WORKING DATA →

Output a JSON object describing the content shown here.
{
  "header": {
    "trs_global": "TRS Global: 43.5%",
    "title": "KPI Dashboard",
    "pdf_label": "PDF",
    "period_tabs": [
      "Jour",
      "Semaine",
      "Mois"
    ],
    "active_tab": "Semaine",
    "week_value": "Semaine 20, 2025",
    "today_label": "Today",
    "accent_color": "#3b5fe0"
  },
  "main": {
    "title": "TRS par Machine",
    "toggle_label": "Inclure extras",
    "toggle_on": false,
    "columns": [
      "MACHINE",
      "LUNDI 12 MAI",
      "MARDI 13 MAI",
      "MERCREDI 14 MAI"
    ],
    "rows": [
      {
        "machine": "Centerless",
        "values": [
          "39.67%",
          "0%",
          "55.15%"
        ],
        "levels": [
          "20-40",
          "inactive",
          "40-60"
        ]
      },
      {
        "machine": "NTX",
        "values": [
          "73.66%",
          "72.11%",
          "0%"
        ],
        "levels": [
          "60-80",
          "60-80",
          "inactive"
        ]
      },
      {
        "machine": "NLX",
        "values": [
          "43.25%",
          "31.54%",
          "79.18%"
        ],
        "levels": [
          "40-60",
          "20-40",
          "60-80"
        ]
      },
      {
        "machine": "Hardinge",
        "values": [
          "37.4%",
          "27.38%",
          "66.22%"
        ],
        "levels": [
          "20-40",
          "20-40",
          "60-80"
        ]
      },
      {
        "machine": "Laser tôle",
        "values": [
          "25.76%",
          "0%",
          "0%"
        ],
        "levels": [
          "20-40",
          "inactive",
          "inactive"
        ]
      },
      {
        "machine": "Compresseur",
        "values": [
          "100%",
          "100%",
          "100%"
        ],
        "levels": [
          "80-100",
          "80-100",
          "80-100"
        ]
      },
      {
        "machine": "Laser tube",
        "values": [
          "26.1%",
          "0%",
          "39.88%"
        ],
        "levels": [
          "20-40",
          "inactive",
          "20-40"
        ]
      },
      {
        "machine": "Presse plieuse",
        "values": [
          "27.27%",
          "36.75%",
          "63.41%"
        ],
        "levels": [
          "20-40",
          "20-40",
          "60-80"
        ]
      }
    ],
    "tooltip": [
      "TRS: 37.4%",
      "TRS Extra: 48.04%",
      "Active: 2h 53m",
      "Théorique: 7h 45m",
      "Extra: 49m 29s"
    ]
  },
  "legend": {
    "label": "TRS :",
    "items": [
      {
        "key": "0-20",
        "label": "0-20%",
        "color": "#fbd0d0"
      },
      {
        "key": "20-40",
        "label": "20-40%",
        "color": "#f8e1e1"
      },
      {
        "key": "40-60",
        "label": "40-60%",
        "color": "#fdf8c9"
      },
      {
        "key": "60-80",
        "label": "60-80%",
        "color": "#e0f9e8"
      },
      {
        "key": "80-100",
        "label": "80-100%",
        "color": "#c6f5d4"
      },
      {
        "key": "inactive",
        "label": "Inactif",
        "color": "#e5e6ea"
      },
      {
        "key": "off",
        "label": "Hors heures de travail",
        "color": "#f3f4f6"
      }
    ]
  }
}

REQUEST → Your task is to give the records above again, exactly.

EXPECTED ANSWER →
Output a JSON object describing the content shown here.
{
  "header": {
    "trs_global": "TRS Global: 43.5%",
    "title": "KPI Dashboard",
    "pdf_label": "PDF",
    "period_tabs": [
      "Jour",
      "Semaine",
      "Mois"
    ],
    "active_tab": "Semaine",
    "week_value": "Semaine 20, 2025",
    "today_label": "Today",
    "accent_color": "#3b5fe0"
  },
  "main": {
    "title": "TRS par Machine",
    "toggle_label": "Inclure extras",
    "toggle_on": false,
    "columns": [
      "MACHINE",
      "LUNDI 12 MAI",
      "MARDI 13 MAI",
      "MERCREDI 14 MAI"
    ],
    "rows": [
      {
        "machine": "Centerless",
        "values": [
          "39.67%",
          "0%",
          "55.15%"
        ],
        "levels": [
          "20-40",
          "inactive",
          "40-60"
        ]
      },
      {
        "machine": "NTX",
        "values": [
          "73.66%",
          "72.11%",
          "0%"
        ],
        "levels": [
          "60-80",
          "60-80",
          "inactive"
        ]
      },
      {
        "machine": "NLX",
        "values": [
          "43.25%",
          "31.54%",
          "79.18%"
        ],
        "levels": [
          "40-60",
          "20-40",
          "60-80"
        ]
      },
      {
        "machine": "Hardinge",
        "values": [
          "37.4%",
          "27.38%",
          "66.22%"
        ],
        "levels": [
          "20-40",
          "20-40",
          "60-80"
        ]
      },
      {
        "machine": "Laser tôle",
        "values": [
          "25.76%",
          "0%",
          "0%"
        ],
        "levels": [
          "20-40",
          "inactive",
          "inactive"
        ]
      },
      {
        "machine": "Compresseur",
        "values": [
          "100%",
          "100%",
          "100%"
        ],
        "levels": [
          "80-100",
          "80-100",
          "80-100"
        ]
      },
      {
        "machine": "Laser tube",
        "values": [
          "26.1%",
          "0%",
          "39.88%"
        ],
        "levels": [
          "20-40",
          "inactive",
          "20-40"
        ]
      },
      {
        "machine": "Presse plieuse",
        "values": [
          "27.27%",
          "36.75%",
          "63.41%"
        ],
        "levels": [
          "20-40",
          "20-40",
          "60-80"
        ]
      }
    ],
    "tooltip": [
      "TRS: 37.4%",
      "TRS Extra: 48.04%",
      "Active: 2h 53m",
      "Théorique: 7h 45m",
      "Extra: 49m 29s"
    ]
  },
  "legend": {
    "label": "TRS :",
    "items": [
      {
        "key": "0-20",
        "label": "0-20%",
        "color": "#fbd0d0"
      },
      {
        "key": "20-40",
        "label": "20-40%",
        "color": "#f8e1e1"
      },
      {
        "key": "40-60",
        "label": "40-60%",
        "color": "#fdf8c9"
      },
      {
        "key": "60-80",
        "label": "60-80%",
        "color": "#e0f9e8"
      },
      {
        "key": "80-100",
        "label": "80-100%",
        "color": "#c6f5d4"
      },
      {
        "key": "inactive",
        "label": "Inactif",
        "color": "#e5e6ea"
      },
      {
        "key": "off",
        "label": "Hors heures de travail",
        "color": "#f3f4f6"
      }
    ]
  }
}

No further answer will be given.